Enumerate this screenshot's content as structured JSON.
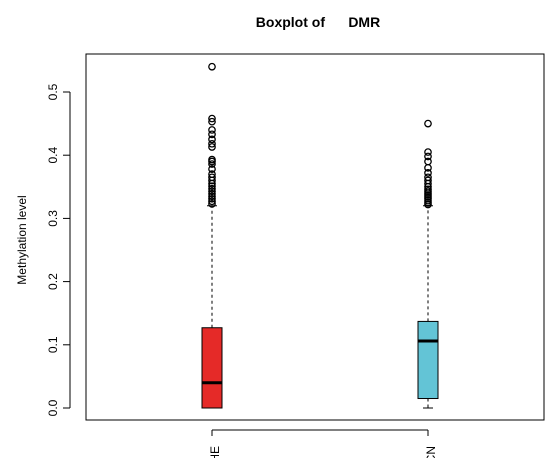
{
  "chart_data": {
    "type": "boxplot",
    "title": "Boxplot of      DMR",
    "xlabel": "",
    "ylabel": "Methylation level",
    "ylim": [
      -0.02,
      0.57
    ],
    "yticks": [
      "0.0",
      "0.1",
      "0.2",
      "0.3",
      "0.4",
      "0.5"
    ],
    "grid": false,
    "legend": "none",
    "categories": [
      "HE",
      "CN"
    ],
    "boxes": [
      {
        "name": "HE",
        "color": "#e52a28",
        "whisker_low": 0.0,
        "q1": 0.0,
        "median": 0.04,
        "q3": 0.127,
        "whisker_high": 0.32,
        "outliers": [
          0.323,
          0.327,
          0.331,
          0.335,
          0.339,
          0.343,
          0.347,
          0.351,
          0.355,
          0.36,
          0.365,
          0.37,
          0.378,
          0.386,
          0.39,
          0.393,
          0.413,
          0.418,
          0.425,
          0.433,
          0.44,
          0.453,
          0.458,
          0.54
        ]
      },
      {
        "name": "CN",
        "color": "#63c4d6",
        "whisker_low": 0.0,
        "q1": 0.015,
        "median": 0.106,
        "q3": 0.137,
        "whisker_high": 0.32,
        "outliers": [
          0.322,
          0.325,
          0.328,
          0.331,
          0.334,
          0.337,
          0.34,
          0.343,
          0.346,
          0.35,
          0.355,
          0.36,
          0.365,
          0.372,
          0.38,
          0.39,
          0.398,
          0.405,
          0.45
        ]
      }
    ]
  }
}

::::

_TASK DETAILS_: Take the data above and repeat it exactly, leaving each picture out.

_EXERCISE RESULT_:
Enumerate this screenshot's content as structured JSON.
{
  "chart_data": {
    "type": "boxplot",
    "title": "Boxplot of      DMR",
    "xlabel": "",
    "ylabel": "Methylation level",
    "ylim": [
      -0.02,
      0.57
    ],
    "yticks": [
      "0.0",
      "0.1",
      "0.2",
      "0.3",
      "0.4",
      "0.5"
    ],
    "grid": false,
    "legend": "none",
    "categories": [
      "HE",
      "CN"
    ],
    "boxes": [
      {
        "name": "HE",
        "color": "#e52a28",
        "whisker_low": 0.0,
        "q1": 0.0,
        "median": 0.04,
        "q3": 0.127,
        "whisker_high": 0.32,
        "outliers": [
          0.323,
          0.327,
          0.331,
          0.335,
          0.339,
          0.343,
          0.347,
          0.351,
          0.355,
          0.36,
          0.365,
          0.37,
          0.378,
          0.386,
          0.39,
          0.393,
          0.413,
          0.418,
          0.425,
          0.433,
          0.44,
          0.453,
          0.458,
          0.54
        ]
      },
      {
        "name": "CN",
        "color": "#63c4d6",
        "whisker_low": 0.0,
        "q1": 0.015,
        "median": 0.106,
        "q3": 0.137,
        "whisker_high": 0.32,
        "outliers": [
          0.322,
          0.325,
          0.328,
          0.331,
          0.334,
          0.337,
          0.34,
          0.343,
          0.346,
          0.35,
          0.355,
          0.36,
          0.365,
          0.372,
          0.38,
          0.39,
          0.398,
          0.405,
          0.45
        ]
      }
    ]
  }
}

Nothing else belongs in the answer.